[START OF Entries shown]

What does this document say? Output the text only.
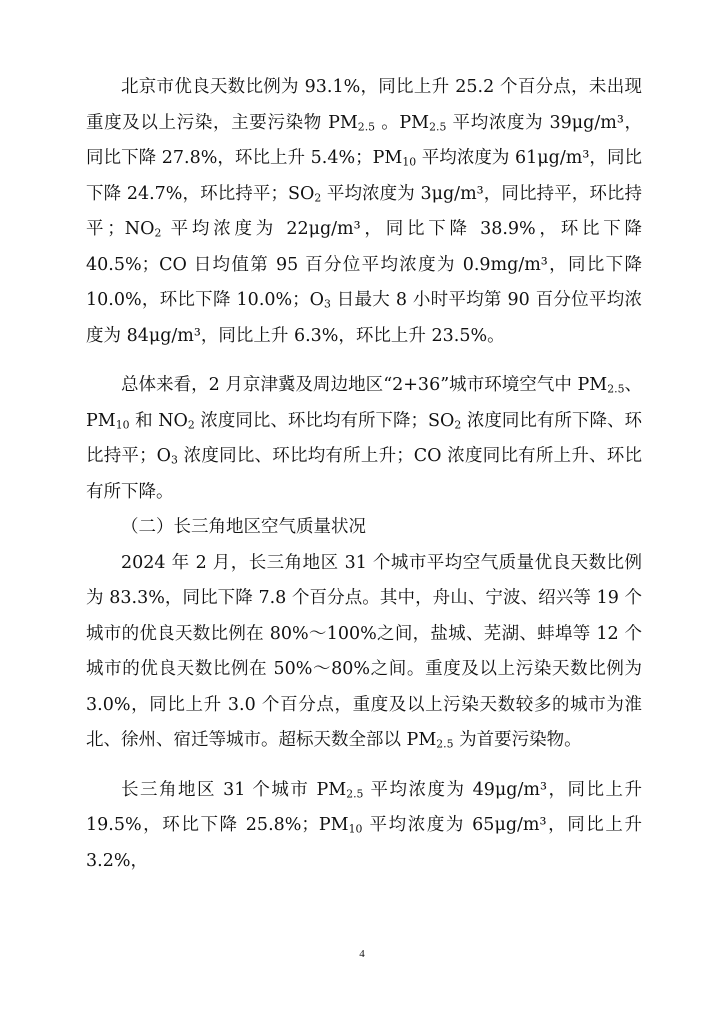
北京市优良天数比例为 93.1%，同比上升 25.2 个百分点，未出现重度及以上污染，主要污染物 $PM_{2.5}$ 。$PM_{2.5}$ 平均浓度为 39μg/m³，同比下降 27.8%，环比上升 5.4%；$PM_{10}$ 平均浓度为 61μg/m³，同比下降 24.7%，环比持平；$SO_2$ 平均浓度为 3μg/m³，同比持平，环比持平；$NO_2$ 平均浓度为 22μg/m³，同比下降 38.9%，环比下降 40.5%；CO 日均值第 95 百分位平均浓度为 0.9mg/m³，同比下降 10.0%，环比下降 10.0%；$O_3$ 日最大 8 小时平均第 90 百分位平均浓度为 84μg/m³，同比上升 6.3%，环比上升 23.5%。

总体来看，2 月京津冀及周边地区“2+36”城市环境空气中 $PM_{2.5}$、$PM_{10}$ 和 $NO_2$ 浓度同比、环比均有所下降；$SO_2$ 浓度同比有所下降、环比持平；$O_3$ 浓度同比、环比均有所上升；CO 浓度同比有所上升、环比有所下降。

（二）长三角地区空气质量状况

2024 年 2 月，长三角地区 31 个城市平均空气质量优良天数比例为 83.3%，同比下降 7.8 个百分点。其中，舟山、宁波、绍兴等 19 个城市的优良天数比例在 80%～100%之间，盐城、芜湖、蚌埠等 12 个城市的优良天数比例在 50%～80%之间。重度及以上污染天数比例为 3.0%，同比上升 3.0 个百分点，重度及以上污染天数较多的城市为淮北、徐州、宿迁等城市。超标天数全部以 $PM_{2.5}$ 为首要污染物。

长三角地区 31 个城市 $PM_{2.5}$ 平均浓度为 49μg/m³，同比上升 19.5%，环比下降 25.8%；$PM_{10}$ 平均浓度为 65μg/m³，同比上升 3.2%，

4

[END OF Entries shown]

◆ Objective ◆
Your copy should repeat each entry above exactly but contain no pictures.

◆ Final result ◆
What does this document say? Output the text only.
北京市优良天数比例为 93.1%，同比上升 25.2 个百分点，未出现重度及以上污染，主要污染物 $PM_{2.5}$ 。$PM_{2.5}$ 平均浓度为 39μg/m³，同比下降 27.8%，环比上升 5.4%；$PM_{10}$ 平均浓度为 61μg/m³，同比下降 24.7%，环比持平；$SO_2$ 平均浓度为 3μg/m³，同比持平，环比持平；$NO_2$ 平均浓度为 22μg/m³，同比下降 38.9%，环比下降 40.5%；CO 日均值第 95 百分位平均浓度为 0.9mg/m³，同比下降 10.0%，环比下降 10.0%；$O_3$ 日最大 8 小时平均第 90 百分位平均浓度为 84μg/m³，同比上升 6.3%，环比上升 23.5%。

总体来看，2 月京津冀及周边地区“2+36”城市环境空气中 $PM_{2.5}$、$PM_{10}$ 和 $NO_2$ 浓度同比、环比均有所下降；$SO_2$ 浓度同比有所下降、环比持平；$O_3$ 浓度同比、环比均有所上升；CO 浓度同比有所上升、环比有所下降。

（二）长三角地区空气质量状况

2024 年 2 月，长三角地区 31 个城市平均空气质量优良天数比例为 83.3%，同比下降 7.8 个百分点。其中，舟山、宁波、绍兴等 19 个城市的优良天数比例在 80%～100%之间，盐城、芜湖、蚌埠等 12 个城市的优良天数比例在 50%～80%之间。重度及以上污染天数比例为 3.0%，同比上升 3.0 个百分点，重度及以上污染天数较多的城市为淮北、徐州、宿迁等城市。超标天数全部以 $PM_{2.5}$ 为首要污染物。

长三角地区 31 个城市 $PM_{2.5}$ 平均浓度为 49μg/m³，同比上升 19.5%，环比下降 25.8%；$PM_{10}$ 平均浓度为 65μg/m³，同比上升 3.2%，

4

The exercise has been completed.